Each record below must be returned exactly as shown.
(begin)
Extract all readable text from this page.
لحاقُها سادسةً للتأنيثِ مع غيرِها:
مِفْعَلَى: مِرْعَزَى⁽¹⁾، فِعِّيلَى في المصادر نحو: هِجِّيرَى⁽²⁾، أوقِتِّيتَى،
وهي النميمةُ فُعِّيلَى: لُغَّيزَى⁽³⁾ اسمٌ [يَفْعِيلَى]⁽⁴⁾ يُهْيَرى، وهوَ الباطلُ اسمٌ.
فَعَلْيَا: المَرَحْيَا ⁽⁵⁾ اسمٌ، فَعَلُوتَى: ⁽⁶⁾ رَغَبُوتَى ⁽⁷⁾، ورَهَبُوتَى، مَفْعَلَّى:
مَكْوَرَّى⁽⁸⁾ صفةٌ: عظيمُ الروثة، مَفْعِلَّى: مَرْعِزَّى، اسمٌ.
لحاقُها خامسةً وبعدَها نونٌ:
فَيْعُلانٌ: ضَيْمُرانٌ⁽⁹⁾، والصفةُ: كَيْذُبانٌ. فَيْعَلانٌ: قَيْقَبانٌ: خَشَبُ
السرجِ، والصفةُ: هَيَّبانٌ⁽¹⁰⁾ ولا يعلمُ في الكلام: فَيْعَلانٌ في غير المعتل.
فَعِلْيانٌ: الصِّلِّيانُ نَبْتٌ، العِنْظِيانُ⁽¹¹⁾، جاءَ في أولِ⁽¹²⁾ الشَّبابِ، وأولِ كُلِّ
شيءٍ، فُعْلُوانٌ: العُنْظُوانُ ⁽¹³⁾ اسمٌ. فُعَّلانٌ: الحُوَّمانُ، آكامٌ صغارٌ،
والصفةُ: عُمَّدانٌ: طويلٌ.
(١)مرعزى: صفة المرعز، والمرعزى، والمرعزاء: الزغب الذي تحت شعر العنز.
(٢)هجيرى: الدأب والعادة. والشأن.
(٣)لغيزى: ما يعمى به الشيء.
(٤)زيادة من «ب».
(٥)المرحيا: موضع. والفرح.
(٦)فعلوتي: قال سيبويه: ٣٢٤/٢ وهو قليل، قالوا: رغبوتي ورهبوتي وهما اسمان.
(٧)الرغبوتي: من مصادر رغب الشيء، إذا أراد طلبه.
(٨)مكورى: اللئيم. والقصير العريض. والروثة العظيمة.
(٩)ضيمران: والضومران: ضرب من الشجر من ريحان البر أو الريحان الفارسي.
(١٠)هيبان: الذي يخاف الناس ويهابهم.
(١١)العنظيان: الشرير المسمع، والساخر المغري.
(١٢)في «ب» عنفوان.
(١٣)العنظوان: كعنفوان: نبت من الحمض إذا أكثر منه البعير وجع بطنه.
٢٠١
(end)
→ **Output of the exercise**
Extract all readable text from this page.
لحاقُها سادسةً للتأنيثِ مع غيرِها:
مِفْعَلَى: مِرْعَزَى⁽¹⁾، فِعِّيلَى في المصادر نحو: هِجِّيرَى⁽²⁾، أوقِتِّيتَى،
وهي النميمةُ فُعِّيلَى: لُغَّيزَى⁽³⁾ اسمٌ [يَفْعِيلَى]⁽⁴⁾ يُهْيَرى، وهوَ الباطلُ اسمٌ.
فَعَلْيَا: المَرَحْيَا ⁽⁵⁾ اسمٌ، فَعَلُوتَى: ⁽⁶⁾ رَغَبُوتَى ⁽⁷⁾، ورَهَبُوتَى، مَفْعَلَّى:
مَكْوَرَّى⁽⁸⁾ صفةٌ: عظيمُ الروثة، مَفْعِلَّى: مَرْعِزَّى، اسمٌ.
لحاقُها خامسةً وبعدَها نونٌ:
فَيْعُلانٌ: ضَيْمُرانٌ⁽⁹⁾، والصفةُ: كَيْذُبانٌ. فَيْعَلانٌ: قَيْقَبانٌ: خَشَبُ
السرجِ، والصفةُ: هَيَّبانٌ⁽¹⁰⁾ ولا يعلمُ في الكلام: فَيْعَلانٌ في غير المعتل.
فَعِلْيانٌ: الصِّلِّيانُ نَبْتٌ، العِنْظِيانُ⁽¹¹⁾، جاءَ في أولِ⁽¹²⁾ الشَّبابِ، وأولِ كُلِّ
شيءٍ، فُعْلُوانٌ: العُنْظُوانُ ⁽¹³⁾ اسمٌ. فُعَّلانٌ: الحُوَّمانُ، آكامٌ صغارٌ،
والصفةُ: عُمَّدانٌ: طويلٌ.
(١)مرعزى: صفة المرعز، والمرعزى، والمرعزاء: الزغب الذي تحت شعر العنز.
(٢)هجيرى: الدأب والعادة. والشأن.
(٣)لغيزى: ما يعمى به الشيء.
(٤)زيادة من «ب».
(٥)المرحيا: موضع. والفرح.
(٦)فعلوتي: قال سيبويه: ٣٢٤/٢ وهو قليل، قالوا: رغبوتي ورهبوتي وهما اسمان.
(٧)الرغبوتي: من مصادر رغب الشيء، إذا أراد طلبه.
(٨)مكورى: اللئيم. والقصير العريض. والروثة العظيمة.
(٩)ضيمران: والضومران: ضرب من الشجر من ريحان البر أو الريحان الفارسي.
(١٠)هيبان: الذي يخاف الناس ويهابهم.
(١١)العنظيان: الشرير المسمع، والساخر المغري.
(١٢)في «ب» عنفوان.
(١٣)العنظوان: كعنفوان: نبت من الحمض إذا أكثر منه البعير وجع بطنه.
٢٠١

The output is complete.